> [TASK INPUTS]
□ □ □ □ □ □ □

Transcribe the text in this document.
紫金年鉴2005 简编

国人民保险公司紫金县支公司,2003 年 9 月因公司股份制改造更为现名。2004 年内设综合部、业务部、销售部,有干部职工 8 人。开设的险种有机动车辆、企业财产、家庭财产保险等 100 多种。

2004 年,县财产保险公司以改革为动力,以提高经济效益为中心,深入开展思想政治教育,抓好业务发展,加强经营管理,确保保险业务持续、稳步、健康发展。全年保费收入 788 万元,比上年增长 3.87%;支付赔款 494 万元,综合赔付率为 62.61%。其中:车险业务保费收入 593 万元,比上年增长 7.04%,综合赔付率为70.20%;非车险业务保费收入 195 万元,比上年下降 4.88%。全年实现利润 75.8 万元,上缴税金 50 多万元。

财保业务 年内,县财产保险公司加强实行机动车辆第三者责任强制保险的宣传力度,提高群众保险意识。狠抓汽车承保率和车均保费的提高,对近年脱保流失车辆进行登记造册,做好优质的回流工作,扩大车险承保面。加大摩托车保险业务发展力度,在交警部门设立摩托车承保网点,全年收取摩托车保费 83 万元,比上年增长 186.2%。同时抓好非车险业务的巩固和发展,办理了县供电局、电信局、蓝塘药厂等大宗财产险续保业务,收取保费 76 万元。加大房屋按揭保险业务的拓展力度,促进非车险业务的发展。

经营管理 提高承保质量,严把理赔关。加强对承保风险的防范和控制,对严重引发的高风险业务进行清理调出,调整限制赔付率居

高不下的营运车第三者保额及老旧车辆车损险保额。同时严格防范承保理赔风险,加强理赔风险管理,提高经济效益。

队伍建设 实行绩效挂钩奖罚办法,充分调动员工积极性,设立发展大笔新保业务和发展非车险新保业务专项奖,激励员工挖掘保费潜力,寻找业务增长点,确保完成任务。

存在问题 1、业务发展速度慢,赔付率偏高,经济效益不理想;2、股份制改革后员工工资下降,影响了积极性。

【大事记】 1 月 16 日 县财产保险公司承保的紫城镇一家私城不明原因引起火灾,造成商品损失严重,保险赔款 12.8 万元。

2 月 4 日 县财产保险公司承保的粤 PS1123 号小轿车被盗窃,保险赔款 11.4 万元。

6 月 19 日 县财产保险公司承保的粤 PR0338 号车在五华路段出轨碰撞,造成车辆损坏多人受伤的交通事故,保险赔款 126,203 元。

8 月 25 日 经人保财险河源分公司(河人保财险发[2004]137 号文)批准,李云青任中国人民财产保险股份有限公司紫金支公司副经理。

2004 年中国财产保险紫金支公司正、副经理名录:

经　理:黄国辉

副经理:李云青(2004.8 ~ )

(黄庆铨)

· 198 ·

□ □ □ □ □ □ □

> [REQUIREMENTS] Please output every record, keeping each line exact.

> [SOLUTION]
Transcribe the text in this document.
紫金年鉴2005 简编

国人民保险公司紫金县支公司,2003 年 9 月因公司股份制改造更为现名。2004 年内设综合部、业务部、销售部,有干部职工 8 人。开设的险种有机动车辆、企业财产、家庭财产保险等 100 多种。

2004 年,县财产保险公司以改革为动力,以提高经济效益为中心,深入开展思想政治教育,抓好业务发展,加强经营管理,确保保险业务持续、稳步、健康发展。全年保费收入 788 万元,比上年增长 3.87%;支付赔款 494 万元,综合赔付率为 62.61%。其中:车险业务保费收入 593 万元,比上年增长 7.04%,综合赔付率为70.20%;非车险业务保费收入 195 万元,比上年下降 4.88%。全年实现利润 75.8 万元,上缴税金 50 多万元。

财保业务 年内,县财产保险公司加强实行机动车辆第三者责任强制保险的宣传力度,提高群众保险意识。狠抓汽车承保率和车均保费的提高,对近年脱保流失车辆进行登记造册,做好优质的回流工作,扩大车险承保面。加大摩托车保险业务发展力度,在交警部门设立摩托车承保网点,全年收取摩托车保费 83 万元,比上年增长 186.2%。同时抓好非车险业务的巩固和发展,办理了县供电局、电信局、蓝塘药厂等大宗财产险续保业务,收取保费 76 万元。加大房屋按揭保险业务的拓展力度,促进非车险业务的发展。

经营管理 提高承保质量,严把理赔关。加强对承保风险的防范和控制,对严重引发的高风险业务进行清理调出,调整限制赔付率居

高不下的营运车第三者保额及老旧车辆车损险保额。同时严格防范承保理赔风险,加强理赔风险管理,提高经济效益。

队伍建设 实行绩效挂钩奖罚办法,充分调动员工积极性,设立发展大笔新保业务和发展非车险新保业务专项奖,激励员工挖掘保费潜力,寻找业务增长点,确保完成任务。

存在问题 1、业务发展速度慢,赔付率偏高,经济效益不理想;2、股份制改革后员工工资下降,影响了积极性。

【大事记】 1 月 16 日 县财产保险公司承保的紫城镇一家私城不明原因引起火灾,造成商品损失严重,保险赔款 12.8 万元。

2 月 4 日 县财产保险公司承保的粤 PS1123 号小轿车被盗窃,保险赔款 11.4 万元。

6 月 19 日 县财产保险公司承保的粤 PR0338 号车在五华路段出轨碰撞,造成车辆损坏多人受伤的交通事故,保险赔款 126,203 元。

8 月 25 日 经人保财险河源分公司(河人保财险发[2004]137 号文)批准,李云青任中国人民财产保险股份有限公司紫金支公司副经理。

2004 年中国财产保险紫金支公司正、副经理名录:

经　理:黄国辉

副经理:李云青(2004.8 ~ )

(黄庆铨)

· 198 ·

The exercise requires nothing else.